Instructions to follow: Give the count of lines in the data that include "запросы", with no other words.

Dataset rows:

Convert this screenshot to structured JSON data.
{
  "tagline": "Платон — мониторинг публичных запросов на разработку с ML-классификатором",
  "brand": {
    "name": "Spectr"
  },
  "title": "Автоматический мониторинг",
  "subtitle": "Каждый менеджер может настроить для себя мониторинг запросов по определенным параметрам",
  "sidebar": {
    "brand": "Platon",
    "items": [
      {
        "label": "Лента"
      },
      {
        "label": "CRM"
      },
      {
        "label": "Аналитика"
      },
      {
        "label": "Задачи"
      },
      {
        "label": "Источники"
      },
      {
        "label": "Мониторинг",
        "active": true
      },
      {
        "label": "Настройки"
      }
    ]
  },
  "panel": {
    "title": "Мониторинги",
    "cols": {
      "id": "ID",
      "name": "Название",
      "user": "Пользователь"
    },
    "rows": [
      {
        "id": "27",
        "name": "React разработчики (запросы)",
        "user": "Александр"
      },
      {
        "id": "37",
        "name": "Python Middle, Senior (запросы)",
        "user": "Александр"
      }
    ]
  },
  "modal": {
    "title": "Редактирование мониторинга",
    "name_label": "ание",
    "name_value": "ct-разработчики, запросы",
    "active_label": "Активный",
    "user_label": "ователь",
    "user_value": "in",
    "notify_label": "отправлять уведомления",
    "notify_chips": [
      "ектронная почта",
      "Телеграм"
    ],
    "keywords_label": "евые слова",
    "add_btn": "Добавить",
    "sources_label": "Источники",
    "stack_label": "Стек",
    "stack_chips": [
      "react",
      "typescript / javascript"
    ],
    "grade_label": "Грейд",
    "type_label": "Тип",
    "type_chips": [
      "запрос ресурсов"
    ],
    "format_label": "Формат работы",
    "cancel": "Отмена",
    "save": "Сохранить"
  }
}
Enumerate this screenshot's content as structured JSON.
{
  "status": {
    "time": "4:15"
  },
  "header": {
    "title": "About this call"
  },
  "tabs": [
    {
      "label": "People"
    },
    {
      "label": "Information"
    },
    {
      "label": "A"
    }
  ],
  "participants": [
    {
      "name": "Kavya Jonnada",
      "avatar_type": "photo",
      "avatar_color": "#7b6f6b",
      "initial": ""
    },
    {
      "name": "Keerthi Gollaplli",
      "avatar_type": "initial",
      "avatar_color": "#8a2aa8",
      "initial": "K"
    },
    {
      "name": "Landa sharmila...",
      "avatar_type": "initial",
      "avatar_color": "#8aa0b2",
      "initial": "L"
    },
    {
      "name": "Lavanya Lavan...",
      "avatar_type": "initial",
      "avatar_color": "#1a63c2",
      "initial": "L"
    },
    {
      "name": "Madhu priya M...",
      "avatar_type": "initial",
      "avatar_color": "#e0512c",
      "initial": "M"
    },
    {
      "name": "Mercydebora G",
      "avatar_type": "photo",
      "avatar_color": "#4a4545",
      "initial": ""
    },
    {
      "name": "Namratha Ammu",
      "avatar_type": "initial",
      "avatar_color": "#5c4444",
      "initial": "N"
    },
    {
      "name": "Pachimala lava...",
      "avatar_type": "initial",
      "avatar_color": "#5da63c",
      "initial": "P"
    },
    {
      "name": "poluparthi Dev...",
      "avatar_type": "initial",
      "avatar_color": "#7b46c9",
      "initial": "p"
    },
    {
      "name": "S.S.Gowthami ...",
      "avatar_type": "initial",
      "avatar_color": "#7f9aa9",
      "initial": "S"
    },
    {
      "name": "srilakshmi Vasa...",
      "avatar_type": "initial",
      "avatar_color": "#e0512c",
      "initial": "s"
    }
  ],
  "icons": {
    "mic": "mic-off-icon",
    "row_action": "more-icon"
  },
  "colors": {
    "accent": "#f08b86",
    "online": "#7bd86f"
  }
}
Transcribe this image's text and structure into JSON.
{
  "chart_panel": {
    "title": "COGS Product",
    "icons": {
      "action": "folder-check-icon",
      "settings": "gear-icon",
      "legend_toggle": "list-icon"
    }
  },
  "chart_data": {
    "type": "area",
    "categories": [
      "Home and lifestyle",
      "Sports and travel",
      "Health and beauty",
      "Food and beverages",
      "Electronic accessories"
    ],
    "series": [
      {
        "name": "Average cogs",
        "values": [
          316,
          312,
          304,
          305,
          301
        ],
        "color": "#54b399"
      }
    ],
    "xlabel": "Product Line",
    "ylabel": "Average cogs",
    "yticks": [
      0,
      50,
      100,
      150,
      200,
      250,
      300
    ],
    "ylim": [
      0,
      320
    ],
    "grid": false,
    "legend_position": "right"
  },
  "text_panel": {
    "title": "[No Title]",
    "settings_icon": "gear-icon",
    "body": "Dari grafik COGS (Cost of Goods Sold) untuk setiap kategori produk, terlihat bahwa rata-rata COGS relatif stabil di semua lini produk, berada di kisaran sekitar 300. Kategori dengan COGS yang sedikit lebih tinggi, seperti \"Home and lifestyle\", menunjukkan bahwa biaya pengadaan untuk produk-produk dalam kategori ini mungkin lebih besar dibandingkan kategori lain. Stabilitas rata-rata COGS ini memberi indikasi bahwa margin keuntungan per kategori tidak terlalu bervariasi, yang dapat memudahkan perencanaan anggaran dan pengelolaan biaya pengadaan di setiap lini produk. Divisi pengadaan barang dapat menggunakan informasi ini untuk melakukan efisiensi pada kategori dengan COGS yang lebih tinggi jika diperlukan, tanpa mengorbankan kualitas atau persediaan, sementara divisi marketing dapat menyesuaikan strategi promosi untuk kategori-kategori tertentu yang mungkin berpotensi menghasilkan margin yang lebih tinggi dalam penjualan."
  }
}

The response: 3